## BEGIN Data rows

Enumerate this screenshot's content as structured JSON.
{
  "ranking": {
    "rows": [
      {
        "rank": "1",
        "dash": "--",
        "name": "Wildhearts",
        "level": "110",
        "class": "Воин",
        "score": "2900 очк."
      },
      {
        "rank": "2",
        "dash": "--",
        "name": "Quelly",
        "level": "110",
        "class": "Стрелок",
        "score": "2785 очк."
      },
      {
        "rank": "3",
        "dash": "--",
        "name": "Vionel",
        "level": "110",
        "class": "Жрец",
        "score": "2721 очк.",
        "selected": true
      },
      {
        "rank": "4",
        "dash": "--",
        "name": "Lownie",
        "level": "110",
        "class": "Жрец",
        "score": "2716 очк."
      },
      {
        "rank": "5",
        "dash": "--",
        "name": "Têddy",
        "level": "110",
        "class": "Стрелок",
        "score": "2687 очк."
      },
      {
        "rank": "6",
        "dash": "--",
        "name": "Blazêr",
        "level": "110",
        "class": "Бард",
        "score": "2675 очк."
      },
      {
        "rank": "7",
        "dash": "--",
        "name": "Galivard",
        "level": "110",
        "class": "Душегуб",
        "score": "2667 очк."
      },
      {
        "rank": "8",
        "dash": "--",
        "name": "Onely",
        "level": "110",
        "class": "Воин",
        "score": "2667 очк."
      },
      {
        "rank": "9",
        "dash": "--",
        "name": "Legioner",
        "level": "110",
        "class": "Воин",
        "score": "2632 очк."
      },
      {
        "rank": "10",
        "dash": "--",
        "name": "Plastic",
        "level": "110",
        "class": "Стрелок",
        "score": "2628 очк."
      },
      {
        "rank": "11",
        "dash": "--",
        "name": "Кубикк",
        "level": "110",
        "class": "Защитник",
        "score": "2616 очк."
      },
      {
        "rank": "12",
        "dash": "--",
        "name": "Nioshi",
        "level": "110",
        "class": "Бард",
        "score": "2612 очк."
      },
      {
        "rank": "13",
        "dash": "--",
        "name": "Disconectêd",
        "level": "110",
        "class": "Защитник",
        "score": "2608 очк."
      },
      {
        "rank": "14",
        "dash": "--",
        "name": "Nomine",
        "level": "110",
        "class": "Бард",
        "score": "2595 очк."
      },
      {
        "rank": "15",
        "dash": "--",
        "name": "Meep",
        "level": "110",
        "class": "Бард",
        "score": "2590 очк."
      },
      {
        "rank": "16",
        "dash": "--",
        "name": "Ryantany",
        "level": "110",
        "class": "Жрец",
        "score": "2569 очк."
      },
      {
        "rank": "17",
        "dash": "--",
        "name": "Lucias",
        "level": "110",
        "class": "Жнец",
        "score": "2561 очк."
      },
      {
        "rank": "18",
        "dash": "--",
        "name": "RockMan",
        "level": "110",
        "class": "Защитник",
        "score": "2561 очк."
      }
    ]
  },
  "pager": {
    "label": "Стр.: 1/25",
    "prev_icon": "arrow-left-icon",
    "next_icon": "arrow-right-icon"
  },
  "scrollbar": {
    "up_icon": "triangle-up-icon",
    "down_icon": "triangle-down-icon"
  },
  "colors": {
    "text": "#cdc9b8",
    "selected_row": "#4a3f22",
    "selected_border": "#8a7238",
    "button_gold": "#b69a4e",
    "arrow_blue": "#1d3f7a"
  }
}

## END Data rows

Exercise task =>
Find every line that holds "triangle" and copy it.

Answer to the problem =>
    "up_icon": "triangle-up-icon",
    "down_icon": "triangle-down-icon"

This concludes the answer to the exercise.